> _STATED TASK_
Exclude the pictures and return every line exactly as written.

> _EXERCISE MATERIALS_

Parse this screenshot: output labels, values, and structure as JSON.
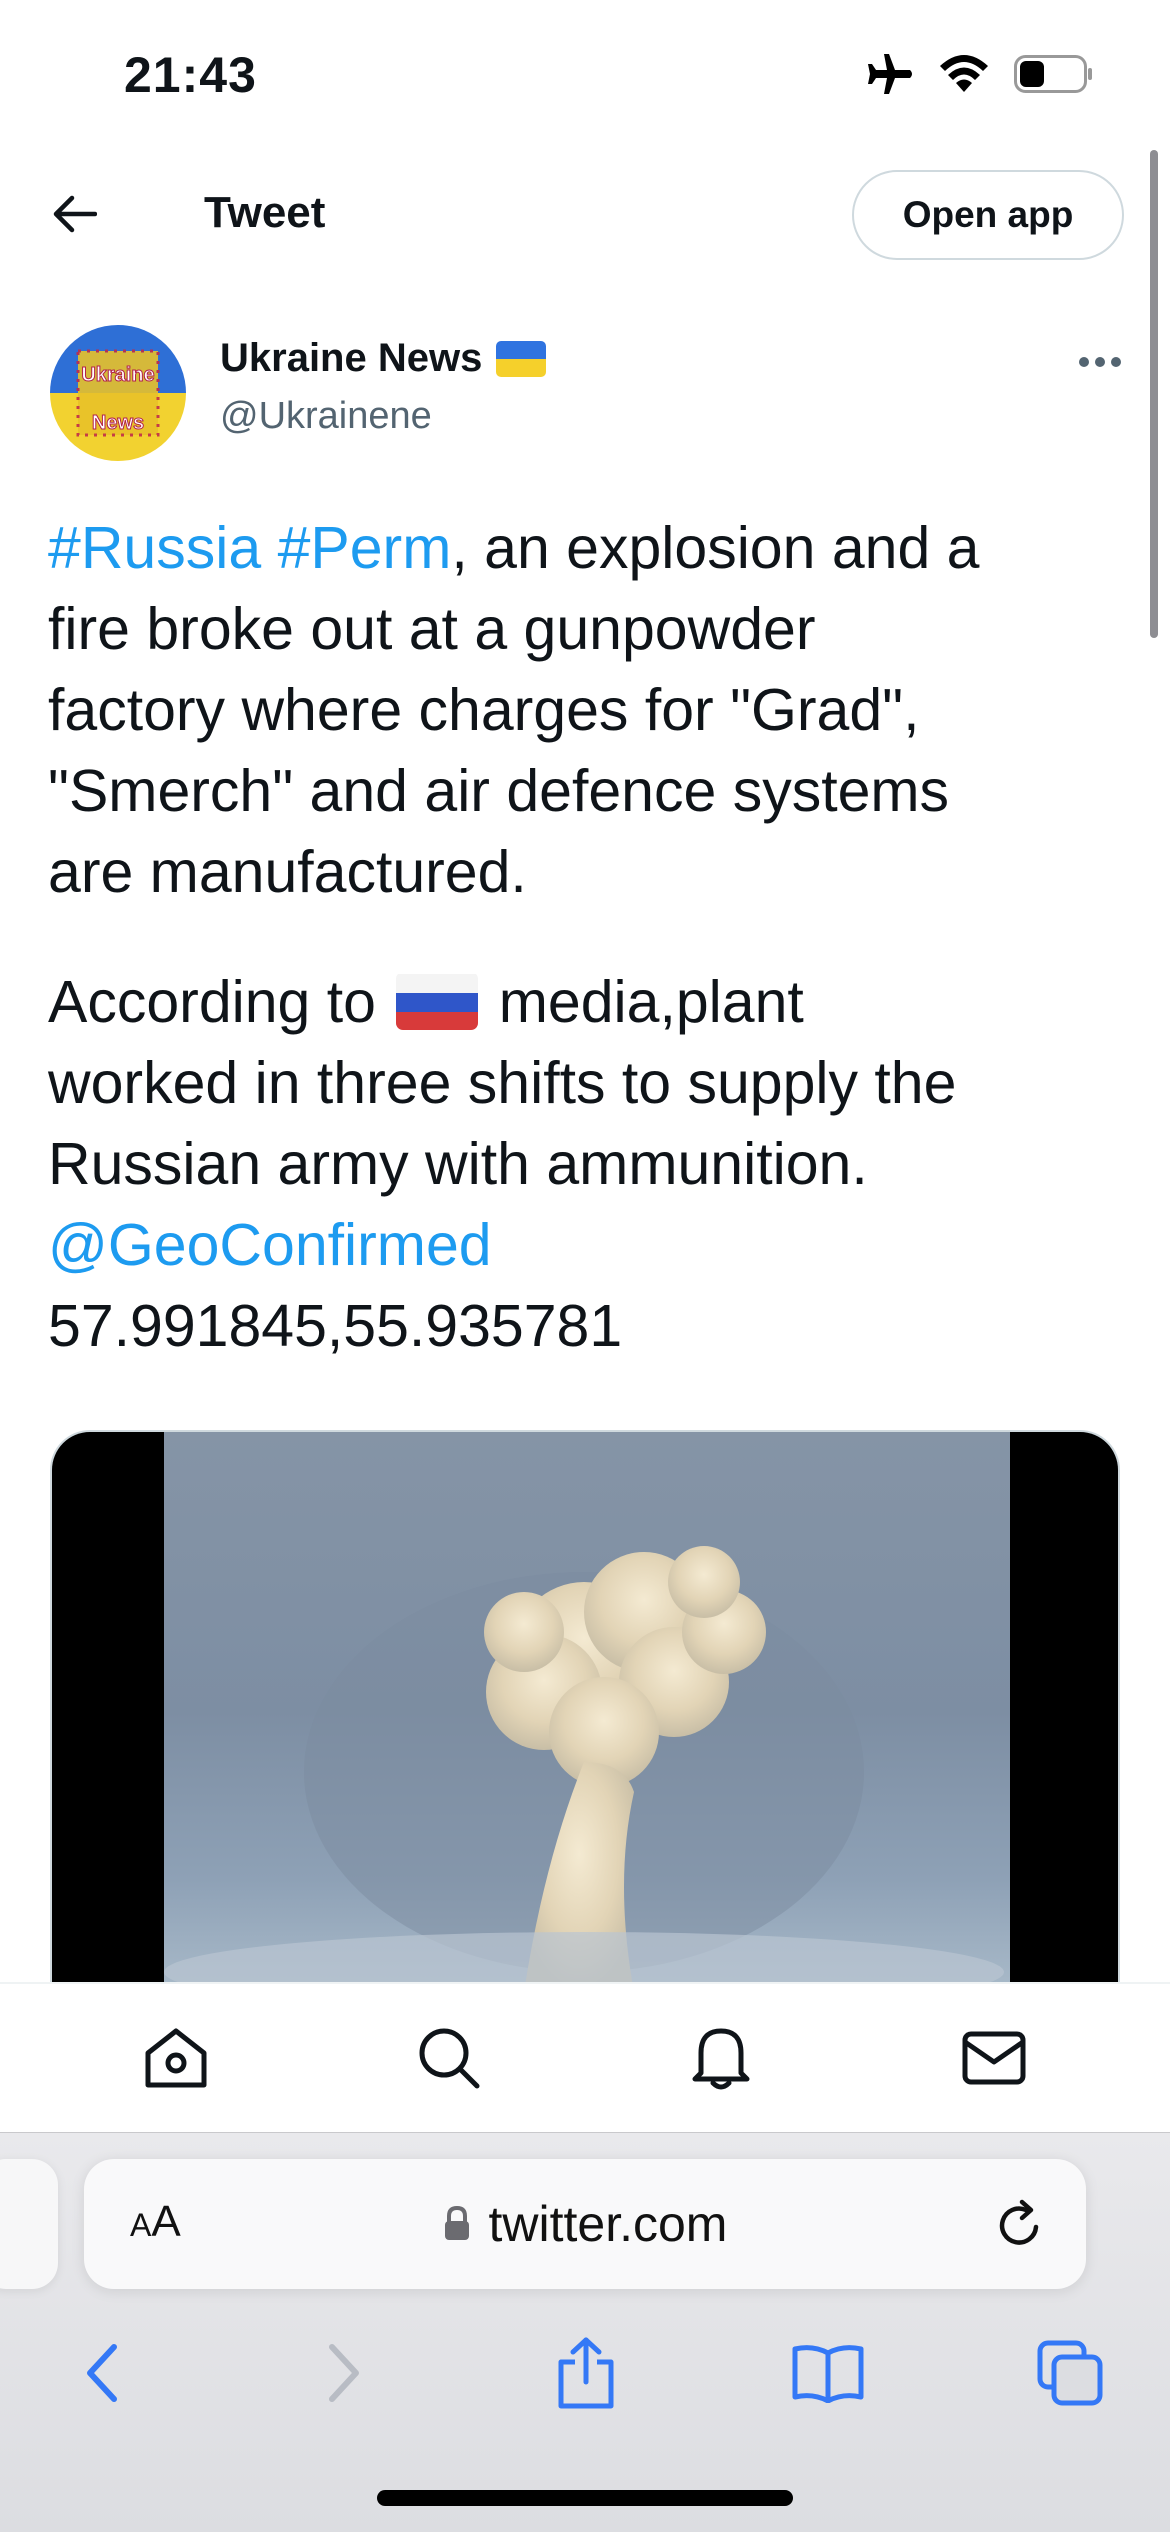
{
  "status_bar": {
    "time": "21:43",
    "icons": [
      "airplane-mode-icon",
      "wifi-icon",
      "battery-icon"
    ]
  },
  "header": {
    "title": "Tweet",
    "back_icon": "arrow-left-icon",
    "open_app_label": "Open app"
  },
  "tweet": {
    "author": {
      "name": "Ukraine News",
      "handle": "@Ukrainene",
      "avatar_text_top": "Ukraine",
      "avatar_text_bottom": "News"
    },
    "text": {
      "hashtag_russia": "#Russia",
      "hashtag_perm": "#Perm",
      "line1_rest": ", an explosion and a",
      "line2": "fire broke out at a gunpowder",
      "line3": "factory where charges for \"Grad\",",
      "line4": "\"Smerch\" and air defence systems",
      "line5": "are manufactured.",
      "line6_before_flag": "According to",
      "line6_after_flag": "media,plant",
      "line7": "worked in three shifts to supply the",
      "line8": "Russian army with ammunition.",
      "mention": "@GeoConfirmed",
      "coordinates": "57.991845,55.935781"
    }
  },
  "bottom_nav": {
    "items": [
      "home-icon",
      "search-icon",
      "notifications-icon",
      "messages-icon"
    ]
  },
  "safari": {
    "aa_label_small": "A",
    "aa_label_large": "A",
    "url": "twitter.com",
    "toolbar": [
      "back-icon",
      "forward-icon",
      "share-icon",
      "bookmarks-icon",
      "tabs-icon"
    ]
  },
  "colors": {
    "link": "#1d9bf0",
    "safari_accent": "#3478f6",
    "handle_gray": "#536471"
  }
}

> _ANSWER TO THE PROBLEM_
Parse this screenshot: output labels, values, and structure as JSON.
{
  "status_bar": {
    "time": "21:43",
    "icons": [
      "airplane-mode-icon",
      "wifi-icon",
      "battery-icon"
    ]
  },
  "header": {
    "title": "Tweet",
    "back_icon": "arrow-left-icon",
    "open_app_label": "Open app"
  },
  "tweet": {
    "author": {
      "name": "Ukraine News",
      "handle": "@Ukrainene",
      "avatar_text_top": "Ukraine",
      "avatar_text_bottom": "News"
    },
    "text": {
      "hashtag_russia": "#Russia",
      "hashtag_perm": "#Perm",
      "line1_rest": ", an explosion and a",
      "line2": "fire broke out at a gunpowder",
      "line3": "factory where charges for \"Grad\",",
      "line4": "\"Smerch\" and air defence systems",
      "line5": "are manufactured.",
      "line6_before_flag": "According to",
      "line6_after_flag": "media,plant",
      "line7": "worked in three shifts to supply the",
      "line8": "Russian army with ammunition.",
      "mention": "@GeoConfirmed",
      "coordinates": "57.991845,55.935781"
    }
  },
  "bottom_nav": {
    "items": [
      "home-icon",
      "search-icon",
      "notifications-icon",
      "messages-icon"
    ]
  },
  "safari": {
    "aa_label_small": "A",
    "aa_label_large": "A",
    "url": "twitter.com",
    "toolbar": [
      "back-icon",
      "forward-icon",
      "share-icon",
      "bookmarks-icon",
      "tabs-icon"
    ]
  },
  "colors": {
    "link": "#1d9bf0",
    "safari_accent": "#3478f6",
    "handle_gray": "#536471"
  }
}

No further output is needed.